— start of Supplied records —

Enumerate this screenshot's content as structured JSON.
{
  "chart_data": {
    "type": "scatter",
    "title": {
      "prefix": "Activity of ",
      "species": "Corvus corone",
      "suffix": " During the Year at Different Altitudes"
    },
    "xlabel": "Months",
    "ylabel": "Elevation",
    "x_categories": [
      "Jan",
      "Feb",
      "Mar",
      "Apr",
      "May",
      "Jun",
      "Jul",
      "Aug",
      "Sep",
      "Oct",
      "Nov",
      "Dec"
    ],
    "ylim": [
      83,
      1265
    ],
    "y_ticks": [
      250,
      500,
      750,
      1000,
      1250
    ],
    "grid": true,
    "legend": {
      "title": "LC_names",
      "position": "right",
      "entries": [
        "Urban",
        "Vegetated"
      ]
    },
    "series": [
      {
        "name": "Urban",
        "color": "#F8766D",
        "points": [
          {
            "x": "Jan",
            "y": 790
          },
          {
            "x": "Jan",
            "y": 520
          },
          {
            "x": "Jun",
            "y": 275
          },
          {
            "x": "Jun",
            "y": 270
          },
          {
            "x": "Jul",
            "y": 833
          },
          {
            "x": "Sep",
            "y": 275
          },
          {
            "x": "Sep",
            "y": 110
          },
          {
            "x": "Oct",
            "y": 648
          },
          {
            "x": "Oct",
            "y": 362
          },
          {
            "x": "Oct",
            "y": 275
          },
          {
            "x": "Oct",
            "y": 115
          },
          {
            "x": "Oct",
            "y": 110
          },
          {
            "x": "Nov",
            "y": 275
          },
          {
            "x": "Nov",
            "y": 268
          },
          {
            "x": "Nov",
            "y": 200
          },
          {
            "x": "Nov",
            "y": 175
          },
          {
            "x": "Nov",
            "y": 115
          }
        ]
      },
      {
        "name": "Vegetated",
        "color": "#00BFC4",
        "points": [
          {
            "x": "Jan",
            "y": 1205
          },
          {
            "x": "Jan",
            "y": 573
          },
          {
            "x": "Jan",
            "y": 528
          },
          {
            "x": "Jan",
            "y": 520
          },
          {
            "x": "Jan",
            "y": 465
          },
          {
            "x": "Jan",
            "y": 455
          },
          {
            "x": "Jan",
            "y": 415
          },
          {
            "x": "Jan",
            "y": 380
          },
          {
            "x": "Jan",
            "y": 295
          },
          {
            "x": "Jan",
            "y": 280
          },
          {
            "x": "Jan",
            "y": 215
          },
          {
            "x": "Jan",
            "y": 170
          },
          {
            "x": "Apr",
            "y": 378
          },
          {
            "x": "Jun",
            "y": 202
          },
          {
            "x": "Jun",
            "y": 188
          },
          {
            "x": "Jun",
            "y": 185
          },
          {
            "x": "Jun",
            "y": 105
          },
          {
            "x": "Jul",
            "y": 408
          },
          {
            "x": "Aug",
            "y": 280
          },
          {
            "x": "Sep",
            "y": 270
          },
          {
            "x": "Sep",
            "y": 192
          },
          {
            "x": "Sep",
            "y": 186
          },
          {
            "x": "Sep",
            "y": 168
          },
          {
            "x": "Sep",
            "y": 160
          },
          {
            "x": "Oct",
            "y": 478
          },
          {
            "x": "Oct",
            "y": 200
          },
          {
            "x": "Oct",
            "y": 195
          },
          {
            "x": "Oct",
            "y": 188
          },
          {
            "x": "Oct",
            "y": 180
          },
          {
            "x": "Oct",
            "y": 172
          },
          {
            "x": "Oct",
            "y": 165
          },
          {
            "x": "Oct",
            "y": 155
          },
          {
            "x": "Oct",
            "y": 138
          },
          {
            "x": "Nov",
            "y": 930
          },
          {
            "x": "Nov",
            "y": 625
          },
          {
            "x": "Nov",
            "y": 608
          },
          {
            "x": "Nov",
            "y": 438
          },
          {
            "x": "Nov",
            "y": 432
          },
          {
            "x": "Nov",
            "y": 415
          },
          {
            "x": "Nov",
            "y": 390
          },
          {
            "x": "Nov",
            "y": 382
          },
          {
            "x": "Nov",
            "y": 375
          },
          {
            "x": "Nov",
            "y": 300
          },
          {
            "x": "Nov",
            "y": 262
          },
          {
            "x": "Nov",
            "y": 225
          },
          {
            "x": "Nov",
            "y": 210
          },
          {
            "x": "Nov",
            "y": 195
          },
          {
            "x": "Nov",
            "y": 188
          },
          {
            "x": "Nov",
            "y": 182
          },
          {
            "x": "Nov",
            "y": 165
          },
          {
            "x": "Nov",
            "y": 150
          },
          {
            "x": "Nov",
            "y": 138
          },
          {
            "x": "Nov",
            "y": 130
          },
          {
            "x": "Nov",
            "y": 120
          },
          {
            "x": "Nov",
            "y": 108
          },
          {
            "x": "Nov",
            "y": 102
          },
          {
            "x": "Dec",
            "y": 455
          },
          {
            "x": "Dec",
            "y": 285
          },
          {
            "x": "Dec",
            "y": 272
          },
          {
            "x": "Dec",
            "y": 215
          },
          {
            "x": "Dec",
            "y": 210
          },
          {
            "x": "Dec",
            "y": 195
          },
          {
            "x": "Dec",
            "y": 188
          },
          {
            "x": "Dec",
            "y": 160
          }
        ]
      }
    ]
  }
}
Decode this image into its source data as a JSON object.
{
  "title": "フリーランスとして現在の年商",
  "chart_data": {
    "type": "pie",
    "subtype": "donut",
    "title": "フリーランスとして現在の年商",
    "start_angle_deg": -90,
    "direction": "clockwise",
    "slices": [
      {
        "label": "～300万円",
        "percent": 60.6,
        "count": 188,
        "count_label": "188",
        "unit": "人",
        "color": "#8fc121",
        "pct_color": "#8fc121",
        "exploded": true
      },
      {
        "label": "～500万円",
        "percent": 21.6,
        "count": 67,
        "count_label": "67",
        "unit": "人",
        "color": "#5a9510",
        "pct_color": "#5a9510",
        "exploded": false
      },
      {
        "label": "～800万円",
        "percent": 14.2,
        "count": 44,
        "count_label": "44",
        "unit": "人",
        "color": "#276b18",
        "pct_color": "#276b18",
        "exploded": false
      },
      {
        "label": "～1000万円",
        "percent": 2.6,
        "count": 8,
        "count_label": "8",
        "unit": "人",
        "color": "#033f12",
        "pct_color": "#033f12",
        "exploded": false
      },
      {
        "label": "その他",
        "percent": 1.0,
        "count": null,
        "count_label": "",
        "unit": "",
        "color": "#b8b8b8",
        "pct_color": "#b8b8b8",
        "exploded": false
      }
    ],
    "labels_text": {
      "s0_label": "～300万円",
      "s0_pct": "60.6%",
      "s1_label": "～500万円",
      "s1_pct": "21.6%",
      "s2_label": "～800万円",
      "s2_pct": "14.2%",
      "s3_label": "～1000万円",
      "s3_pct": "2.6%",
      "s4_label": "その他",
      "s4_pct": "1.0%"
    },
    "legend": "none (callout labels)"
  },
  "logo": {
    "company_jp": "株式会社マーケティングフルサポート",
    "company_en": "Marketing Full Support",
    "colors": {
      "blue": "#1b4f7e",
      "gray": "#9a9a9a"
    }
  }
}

— end of Supplied records —

Task brief – From the material above, gather all lines that include the string "title" and copy them.

Result for this task –
    "title": {
      "title": "LC_names",
  "title": "フリーランスとして現在の年商",
    "title": "フリーランスとして現在の年商",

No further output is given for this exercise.